[Stored dataset items]
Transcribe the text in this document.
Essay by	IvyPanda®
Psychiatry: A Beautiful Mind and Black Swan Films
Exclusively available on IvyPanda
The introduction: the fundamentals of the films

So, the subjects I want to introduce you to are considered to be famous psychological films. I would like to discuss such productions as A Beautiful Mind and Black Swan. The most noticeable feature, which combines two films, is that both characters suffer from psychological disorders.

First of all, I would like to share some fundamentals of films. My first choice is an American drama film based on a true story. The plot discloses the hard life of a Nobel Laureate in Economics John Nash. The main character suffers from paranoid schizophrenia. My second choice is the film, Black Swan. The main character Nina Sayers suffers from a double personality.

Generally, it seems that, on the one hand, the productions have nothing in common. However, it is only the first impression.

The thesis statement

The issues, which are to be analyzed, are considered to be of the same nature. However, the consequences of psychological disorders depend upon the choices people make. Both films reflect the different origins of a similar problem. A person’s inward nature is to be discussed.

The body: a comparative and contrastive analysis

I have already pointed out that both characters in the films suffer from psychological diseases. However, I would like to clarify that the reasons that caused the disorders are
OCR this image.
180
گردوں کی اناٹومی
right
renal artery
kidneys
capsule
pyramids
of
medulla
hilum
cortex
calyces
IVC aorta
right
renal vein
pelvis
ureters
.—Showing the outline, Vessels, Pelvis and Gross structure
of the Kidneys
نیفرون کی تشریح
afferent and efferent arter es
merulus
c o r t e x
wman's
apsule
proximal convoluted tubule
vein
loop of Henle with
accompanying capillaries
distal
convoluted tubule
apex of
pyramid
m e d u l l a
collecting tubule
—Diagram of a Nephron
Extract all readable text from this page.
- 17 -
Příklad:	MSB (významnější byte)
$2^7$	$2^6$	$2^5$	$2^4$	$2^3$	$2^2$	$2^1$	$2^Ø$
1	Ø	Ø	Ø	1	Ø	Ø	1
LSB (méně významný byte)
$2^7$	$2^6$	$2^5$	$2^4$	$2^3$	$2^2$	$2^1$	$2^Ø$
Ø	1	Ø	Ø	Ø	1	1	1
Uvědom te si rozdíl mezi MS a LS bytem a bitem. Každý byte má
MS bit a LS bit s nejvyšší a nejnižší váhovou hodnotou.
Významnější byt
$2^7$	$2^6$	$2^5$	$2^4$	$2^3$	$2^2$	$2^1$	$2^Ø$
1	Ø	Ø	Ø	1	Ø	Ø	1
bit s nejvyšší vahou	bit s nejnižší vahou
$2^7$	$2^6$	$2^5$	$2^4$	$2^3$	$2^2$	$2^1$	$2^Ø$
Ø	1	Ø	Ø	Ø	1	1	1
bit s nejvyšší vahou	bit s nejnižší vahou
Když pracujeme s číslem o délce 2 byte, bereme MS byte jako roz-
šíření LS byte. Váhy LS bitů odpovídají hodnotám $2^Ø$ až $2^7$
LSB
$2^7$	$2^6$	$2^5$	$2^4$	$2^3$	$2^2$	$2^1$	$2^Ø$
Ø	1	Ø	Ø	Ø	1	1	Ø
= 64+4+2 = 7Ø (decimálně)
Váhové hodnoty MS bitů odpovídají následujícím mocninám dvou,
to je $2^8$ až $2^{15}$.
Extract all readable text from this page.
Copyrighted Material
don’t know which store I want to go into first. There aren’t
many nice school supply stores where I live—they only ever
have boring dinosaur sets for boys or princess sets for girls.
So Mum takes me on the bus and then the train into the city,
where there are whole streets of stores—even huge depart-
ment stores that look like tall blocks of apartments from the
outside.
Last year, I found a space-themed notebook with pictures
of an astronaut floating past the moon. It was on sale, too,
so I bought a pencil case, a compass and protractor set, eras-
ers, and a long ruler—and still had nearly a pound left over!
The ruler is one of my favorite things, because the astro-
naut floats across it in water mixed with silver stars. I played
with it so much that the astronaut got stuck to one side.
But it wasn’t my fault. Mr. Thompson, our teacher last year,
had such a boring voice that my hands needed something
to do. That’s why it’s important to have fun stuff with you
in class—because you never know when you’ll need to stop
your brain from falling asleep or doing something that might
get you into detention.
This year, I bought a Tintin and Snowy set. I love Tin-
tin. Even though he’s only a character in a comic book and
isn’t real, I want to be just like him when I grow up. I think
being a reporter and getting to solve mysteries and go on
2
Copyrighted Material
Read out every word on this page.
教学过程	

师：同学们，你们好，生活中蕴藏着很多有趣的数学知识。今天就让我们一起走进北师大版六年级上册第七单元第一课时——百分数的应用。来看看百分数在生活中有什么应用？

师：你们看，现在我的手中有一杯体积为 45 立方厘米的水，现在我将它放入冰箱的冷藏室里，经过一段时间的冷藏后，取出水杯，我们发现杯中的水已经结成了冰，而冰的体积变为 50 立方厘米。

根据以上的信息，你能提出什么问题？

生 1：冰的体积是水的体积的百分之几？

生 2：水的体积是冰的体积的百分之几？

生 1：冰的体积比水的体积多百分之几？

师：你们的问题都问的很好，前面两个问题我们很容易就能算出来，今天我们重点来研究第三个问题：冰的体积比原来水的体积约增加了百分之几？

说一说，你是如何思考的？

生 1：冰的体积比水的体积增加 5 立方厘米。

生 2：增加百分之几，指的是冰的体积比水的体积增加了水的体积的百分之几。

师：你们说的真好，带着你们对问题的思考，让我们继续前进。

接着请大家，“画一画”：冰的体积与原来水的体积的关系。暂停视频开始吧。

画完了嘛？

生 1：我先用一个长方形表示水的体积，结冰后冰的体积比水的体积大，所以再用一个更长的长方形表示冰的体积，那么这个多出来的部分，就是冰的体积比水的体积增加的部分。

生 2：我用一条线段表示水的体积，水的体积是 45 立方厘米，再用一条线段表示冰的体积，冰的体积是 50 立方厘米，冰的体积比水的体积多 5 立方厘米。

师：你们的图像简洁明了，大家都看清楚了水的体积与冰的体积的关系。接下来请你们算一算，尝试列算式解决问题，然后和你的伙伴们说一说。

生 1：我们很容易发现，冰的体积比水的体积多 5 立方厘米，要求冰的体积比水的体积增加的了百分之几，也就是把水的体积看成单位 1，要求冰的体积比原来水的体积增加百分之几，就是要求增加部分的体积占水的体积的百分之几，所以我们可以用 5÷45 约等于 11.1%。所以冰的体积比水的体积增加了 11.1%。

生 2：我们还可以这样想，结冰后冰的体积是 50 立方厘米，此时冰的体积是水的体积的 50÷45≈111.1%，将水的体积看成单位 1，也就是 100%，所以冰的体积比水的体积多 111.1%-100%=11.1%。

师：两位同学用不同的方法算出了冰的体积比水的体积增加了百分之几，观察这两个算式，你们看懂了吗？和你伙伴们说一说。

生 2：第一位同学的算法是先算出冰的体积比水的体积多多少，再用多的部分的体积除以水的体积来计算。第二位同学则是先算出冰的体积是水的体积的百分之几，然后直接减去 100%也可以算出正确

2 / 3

▸ Exercise objective: Return all the data exactly as given.

▸ Response for this exercise:
Transcribe the text in this document.
Essay by	IvyPanda®
Psychiatry: A Beautiful Mind and Black Swan Films
Exclusively available on IvyPanda
The introduction: the fundamentals of the films

So, the subjects I want to introduce you to are considered to be famous psychological films. I would like to discuss such productions as A Beautiful Mind and Black Swan. The most noticeable feature, which combines two films, is that both characters suffer from psychological disorders.

First of all, I would like to share some fundamentals of films. My first choice is an American drama film based on a true story. The plot discloses the hard life of a Nobel Laureate in Economics John Nash. The main character suffers from paranoid schizophrenia. My second choice is the film, Black Swan. The main character Nina Sayers suffers from a double personality.

Generally, it seems that, on the one hand, the productions have nothing in common. However, it is only the first impression.

The thesis statement

The issues, which are to be analyzed, are considered to be of the same nature. However, the consequences of psychological disorders depend upon the choices people make. Both films reflect the different origins of a similar problem. A person’s inward nature is to be discussed.

The body: a comparative and contrastive analysis

I have already pointed out that both characters in the films suffer from psychological diseases. However, I would like to clarify that the reasons that caused the disorders are
OCR this image.
180
گردوں کی اناٹومی
right
renal artery
kidneys
capsule
pyramids
of
medulla
hilum
cortex
calyces
IVC aorta
right
renal vein
pelvis
ureters
.—Showing the outline, Vessels, Pelvis and Gross structure
of the Kidneys
نیفرون کی تشریح
afferent and efferent arter es
merulus
c o r t e x
wman's
apsule
proximal convoluted tubule
vein
loop of Henle with
accompanying capillaries
distal
convoluted tubule
apex of
pyramid
m e d u l l a
collecting tubule
—Diagram of a Nephron
Extract all readable text from this page.
- 17 -
Příklad:	MSB (významnější byte)
$2^7$	$2^6$	$2^5$	$2^4$	$2^3$	$2^2$	$2^1$	$2^Ø$
1	Ø	Ø	Ø	1	Ø	Ø	1
LSB (méně významný byte)
$2^7$	$2^6$	$2^5$	$2^4$	$2^3$	$2^2$	$2^1$	$2^Ø$
Ø	1	Ø	Ø	Ø	1	1	1
Uvědom te si rozdíl mezi MS a LS bytem a bitem. Každý byte má
MS bit a LS bit s nejvyšší a nejnižší váhovou hodnotou.
Významnější byt
$2^7$	$2^6$	$2^5$	$2^4$	$2^3$	$2^2$	$2^1$	$2^Ø$
1	Ø	Ø	Ø	1	Ø	Ø	1
bit s nejvyšší vahou	bit s nejnižší vahou
$2^7$	$2^6$	$2^5$	$2^4$	$2^3$	$2^2$	$2^1$	$2^Ø$
Ø	1	Ø	Ø	Ø	1	1	1
bit s nejvyšší vahou	bit s nejnižší vahou
Když pracujeme s číslem o délce 2 byte, bereme MS byte jako roz-
šíření LS byte. Váhy LS bitů odpovídají hodnotám $2^Ø$ až $2^7$
LSB
$2^7$	$2^6$	$2^5$	$2^4$	$2^3$	$2^2$	$2^1$	$2^Ø$
Ø	1	Ø	Ø	Ø	1	1	Ø
= 64+4+2 = 7Ø (decimálně)
Váhové hodnoty MS bitů odpovídají následujícím mocninám dvou,
to je $2^8$ až $2^{15}$.
Extract all readable text from this page.
Copyrighted Material
don’t know which store I want to go into first. There aren’t
many nice school supply stores where I live—they only ever
have boring dinosaur sets for boys or princess sets for girls.
So Mum takes me on the bus and then the train into the city,
where there are whole streets of stores—even huge depart-
ment stores that look like tall blocks of apartments from the
outside.
Last year, I found a space-themed notebook with pictures
of an astronaut floating past the moon. It was on sale, too,
so I bought a pencil case, a compass and protractor set, eras-
ers, and a long ruler—and still had nearly a pound left over!
The ruler is one of my favorite things, because the astro-
naut floats across it in water mixed with silver stars. I played
with it so much that the astronaut got stuck to one side.
But it wasn’t my fault. Mr. Thompson, our teacher last year,
had such a boring voice that my hands needed something
to do. That’s why it’s important to have fun stuff with you
in class—because you never know when you’ll need to stop
your brain from falling asleep or doing something that might
get you into detention.
This year, I bought a Tintin and Snowy set. I love Tin-
tin. Even though he’s only a character in a comic book and
isn’t real, I want to be just like him when I grow up. I think
being a reporter and getting to solve mysteries and go on
2
Copyrighted Material
Read out every word on this page.
教学过程	

师：同学们，你们好，生活中蕴藏着很多有趣的数学知识。今天就让我们一起走进北师大版六年级上册第七单元第一课时——百分数的应用。来看看百分数在生活中有什么应用？

师：你们看，现在我的手中有一杯体积为 45 立方厘米的水，现在我将它放入冰箱的冷藏室里，经过一段时间的冷藏后，取出水杯，我们发现杯中的水已经结成了冰，而冰的体积变为 50 立方厘米。

根据以上的信息，你能提出什么问题？

生 1：冰的体积是水的体积的百分之几？

生 2：水的体积是冰的体积的百分之几？

生 1：冰的体积比水的体积多百分之几？

师：你们的问题都问的很好，前面两个问题我们很容易就能算出来，今天我们重点来研究第三个问题：冰的体积比原来水的体积约增加了百分之几？

说一说，你是如何思考的？

生 1：冰的体积比水的体积增加 5 立方厘米。

生 2：增加百分之几，指的是冰的体积比水的体积增加了水的体积的百分之几。

师：你们说的真好，带着你们对问题的思考，让我们继续前进。

接着请大家，“画一画”：冰的体积与原来水的体积的关系。暂停视频开始吧。

画完了嘛？

生 1：我先用一个长方形表示水的体积，结冰后冰的体积比水的体积大，所以再用一个更长的长方形表示冰的体积，那么这个多出来的部分，就是冰的体积比水的体积增加的部分。

生 2：我用一条线段表示水的体积，水的体积是 45 立方厘米，再用一条线段表示冰的体积，冰的体积是 50 立方厘米，冰的体积比水的体积多 5 立方厘米。

师：你们的图像简洁明了，大家都看清楚了水的体积与冰的体积的关系。接下来请你们算一算，尝试列算式解决问题，然后和你的伙伴们说一说。

生 1：我们很容易发现，冰的体积比水的体积多 5 立方厘米，要求冰的体积比水的体积增加的了百分之几，也就是把水的体积看成单位 1，要求冰的体积比原来水的体积增加百分之几，就是要求增加部分的体积占水的体积的百分之几，所以我们可以用 5÷45 约等于 11.1%。所以冰的体积比水的体积增加了 11.1%。

生 2：我们还可以这样想，结冰后冰的体积是 50 立方厘米，此时冰的体积是水的体积的 50÷45≈111.1%，将水的体积看成单位 1，也就是 100%，所以冰的体积比水的体积多 111.1%-100%=11.1%。

师：两位同学用不同的方法算出了冰的体积比水的体积增加了百分之几，观察这两个算式，你们看懂了吗？和你伙伴们说一说。

生 2：第一位同学的算法是先算出冰的体积比水的体积多多少，再用多的部分的体积除以水的体积来计算。第二位同学则是先算出冰的体积是水的体积的百分之几，然后直接减去 100%也可以算出正确

2 / 3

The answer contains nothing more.